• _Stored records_
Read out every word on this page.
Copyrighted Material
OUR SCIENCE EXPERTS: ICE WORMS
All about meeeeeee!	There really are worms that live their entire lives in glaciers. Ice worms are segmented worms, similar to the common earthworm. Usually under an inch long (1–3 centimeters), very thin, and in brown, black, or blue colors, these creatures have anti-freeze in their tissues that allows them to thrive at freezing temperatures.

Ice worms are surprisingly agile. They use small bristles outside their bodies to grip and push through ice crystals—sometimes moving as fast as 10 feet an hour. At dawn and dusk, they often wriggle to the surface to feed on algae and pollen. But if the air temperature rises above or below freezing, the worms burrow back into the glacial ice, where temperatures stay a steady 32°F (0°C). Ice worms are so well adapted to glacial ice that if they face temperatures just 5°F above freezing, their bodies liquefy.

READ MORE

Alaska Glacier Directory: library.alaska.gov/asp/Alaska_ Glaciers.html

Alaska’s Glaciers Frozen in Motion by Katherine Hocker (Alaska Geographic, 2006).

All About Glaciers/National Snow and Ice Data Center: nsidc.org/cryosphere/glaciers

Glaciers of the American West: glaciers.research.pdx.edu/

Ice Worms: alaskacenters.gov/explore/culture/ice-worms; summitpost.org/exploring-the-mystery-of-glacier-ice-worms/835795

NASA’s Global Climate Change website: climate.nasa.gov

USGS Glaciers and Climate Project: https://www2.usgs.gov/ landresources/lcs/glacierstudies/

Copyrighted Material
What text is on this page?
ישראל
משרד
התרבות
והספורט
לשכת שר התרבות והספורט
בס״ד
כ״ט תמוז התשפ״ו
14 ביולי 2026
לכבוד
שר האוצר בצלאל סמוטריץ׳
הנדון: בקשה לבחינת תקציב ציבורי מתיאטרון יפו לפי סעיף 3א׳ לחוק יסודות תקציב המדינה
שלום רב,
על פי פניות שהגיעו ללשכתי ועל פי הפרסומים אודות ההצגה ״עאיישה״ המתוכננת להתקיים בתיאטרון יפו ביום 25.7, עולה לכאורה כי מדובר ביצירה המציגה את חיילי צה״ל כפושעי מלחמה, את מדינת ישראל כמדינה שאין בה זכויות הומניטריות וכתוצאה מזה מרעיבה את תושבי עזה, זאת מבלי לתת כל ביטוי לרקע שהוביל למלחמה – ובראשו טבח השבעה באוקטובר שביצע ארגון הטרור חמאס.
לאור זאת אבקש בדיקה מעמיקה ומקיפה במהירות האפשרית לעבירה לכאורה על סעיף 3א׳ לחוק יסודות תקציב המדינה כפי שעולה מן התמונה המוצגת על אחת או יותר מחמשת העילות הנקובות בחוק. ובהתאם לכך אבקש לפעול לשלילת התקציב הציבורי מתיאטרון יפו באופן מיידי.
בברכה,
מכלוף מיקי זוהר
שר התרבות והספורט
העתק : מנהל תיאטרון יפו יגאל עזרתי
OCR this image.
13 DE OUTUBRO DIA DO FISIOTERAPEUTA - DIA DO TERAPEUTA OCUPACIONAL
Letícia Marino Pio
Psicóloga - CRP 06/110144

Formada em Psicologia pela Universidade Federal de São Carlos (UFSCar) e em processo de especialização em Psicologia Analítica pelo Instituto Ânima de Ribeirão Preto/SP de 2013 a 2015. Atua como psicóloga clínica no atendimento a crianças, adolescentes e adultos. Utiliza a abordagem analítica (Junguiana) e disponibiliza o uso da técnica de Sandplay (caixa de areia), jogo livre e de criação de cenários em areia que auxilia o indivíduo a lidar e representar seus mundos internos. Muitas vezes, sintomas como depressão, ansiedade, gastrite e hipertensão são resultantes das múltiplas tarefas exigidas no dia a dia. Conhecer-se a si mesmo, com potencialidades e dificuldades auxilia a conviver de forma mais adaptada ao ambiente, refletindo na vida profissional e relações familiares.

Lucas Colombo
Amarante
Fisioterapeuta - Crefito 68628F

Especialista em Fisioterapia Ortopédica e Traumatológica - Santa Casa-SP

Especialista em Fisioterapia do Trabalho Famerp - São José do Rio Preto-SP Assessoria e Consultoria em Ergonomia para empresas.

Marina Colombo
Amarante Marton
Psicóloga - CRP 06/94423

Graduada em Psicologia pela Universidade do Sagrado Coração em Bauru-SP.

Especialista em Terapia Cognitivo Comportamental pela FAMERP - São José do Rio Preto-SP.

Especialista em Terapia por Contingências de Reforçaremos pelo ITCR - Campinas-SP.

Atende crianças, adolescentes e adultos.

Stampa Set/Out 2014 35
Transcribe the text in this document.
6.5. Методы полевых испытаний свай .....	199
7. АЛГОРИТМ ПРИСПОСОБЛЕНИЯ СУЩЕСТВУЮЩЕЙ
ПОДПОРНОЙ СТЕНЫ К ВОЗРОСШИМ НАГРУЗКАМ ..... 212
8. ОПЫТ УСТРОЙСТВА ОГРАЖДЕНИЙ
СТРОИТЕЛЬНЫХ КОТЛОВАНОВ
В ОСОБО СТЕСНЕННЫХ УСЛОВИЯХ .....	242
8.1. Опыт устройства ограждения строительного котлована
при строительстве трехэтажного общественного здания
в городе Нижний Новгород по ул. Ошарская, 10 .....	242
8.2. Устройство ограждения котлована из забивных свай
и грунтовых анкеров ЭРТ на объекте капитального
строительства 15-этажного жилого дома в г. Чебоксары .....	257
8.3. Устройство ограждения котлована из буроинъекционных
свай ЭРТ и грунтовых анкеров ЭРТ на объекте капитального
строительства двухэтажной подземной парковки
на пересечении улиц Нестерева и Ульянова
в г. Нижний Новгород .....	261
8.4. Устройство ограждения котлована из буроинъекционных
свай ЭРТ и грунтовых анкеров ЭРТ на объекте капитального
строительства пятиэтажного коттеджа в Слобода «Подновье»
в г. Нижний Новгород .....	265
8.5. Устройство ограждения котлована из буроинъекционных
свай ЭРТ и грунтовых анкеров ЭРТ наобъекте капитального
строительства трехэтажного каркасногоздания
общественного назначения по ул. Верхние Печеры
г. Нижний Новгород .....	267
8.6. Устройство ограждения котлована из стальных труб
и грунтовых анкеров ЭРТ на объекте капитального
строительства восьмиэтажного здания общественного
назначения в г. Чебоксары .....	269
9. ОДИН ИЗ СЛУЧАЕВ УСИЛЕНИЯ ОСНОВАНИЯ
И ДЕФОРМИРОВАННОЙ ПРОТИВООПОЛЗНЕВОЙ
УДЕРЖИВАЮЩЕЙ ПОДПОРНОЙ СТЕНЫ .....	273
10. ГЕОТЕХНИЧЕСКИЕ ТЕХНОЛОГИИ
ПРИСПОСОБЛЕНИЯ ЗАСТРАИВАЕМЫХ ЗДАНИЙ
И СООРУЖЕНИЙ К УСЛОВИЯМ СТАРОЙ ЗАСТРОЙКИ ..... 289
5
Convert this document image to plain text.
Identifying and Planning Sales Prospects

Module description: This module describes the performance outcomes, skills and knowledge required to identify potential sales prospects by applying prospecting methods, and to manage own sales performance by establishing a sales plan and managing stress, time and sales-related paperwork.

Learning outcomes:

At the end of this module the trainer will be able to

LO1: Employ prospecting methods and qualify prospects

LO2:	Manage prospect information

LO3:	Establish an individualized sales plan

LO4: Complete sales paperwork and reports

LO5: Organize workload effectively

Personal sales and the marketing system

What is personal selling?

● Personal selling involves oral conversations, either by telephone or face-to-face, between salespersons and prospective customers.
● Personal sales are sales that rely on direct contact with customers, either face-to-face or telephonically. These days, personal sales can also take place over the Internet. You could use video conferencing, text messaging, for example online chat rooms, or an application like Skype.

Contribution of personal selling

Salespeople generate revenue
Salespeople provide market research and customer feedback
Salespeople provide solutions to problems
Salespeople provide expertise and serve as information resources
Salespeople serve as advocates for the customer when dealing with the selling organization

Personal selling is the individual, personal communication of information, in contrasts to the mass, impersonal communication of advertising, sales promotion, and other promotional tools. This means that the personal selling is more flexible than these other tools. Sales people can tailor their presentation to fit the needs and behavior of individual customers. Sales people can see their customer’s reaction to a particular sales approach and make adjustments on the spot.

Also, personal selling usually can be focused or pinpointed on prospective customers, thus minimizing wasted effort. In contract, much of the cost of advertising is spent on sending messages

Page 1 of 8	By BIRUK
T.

• _YOUR OBJECTIVE_
Search the entries for the word "котлована" and copy every line that has it.

• _RESULT OF THE TASK_
8.1. Опыт устройства ограждения строительного котлована
8.2. Устройство ограждения котлована из забивных свай
8.3. Устройство ограждения котлована из буроинъекционных
8.4. Устройство ограждения котлована из буроинъекционных
8.5. Устройство ограждения котлована из буроинъекционных
8.6. Устройство ограждения котлована из стальных труб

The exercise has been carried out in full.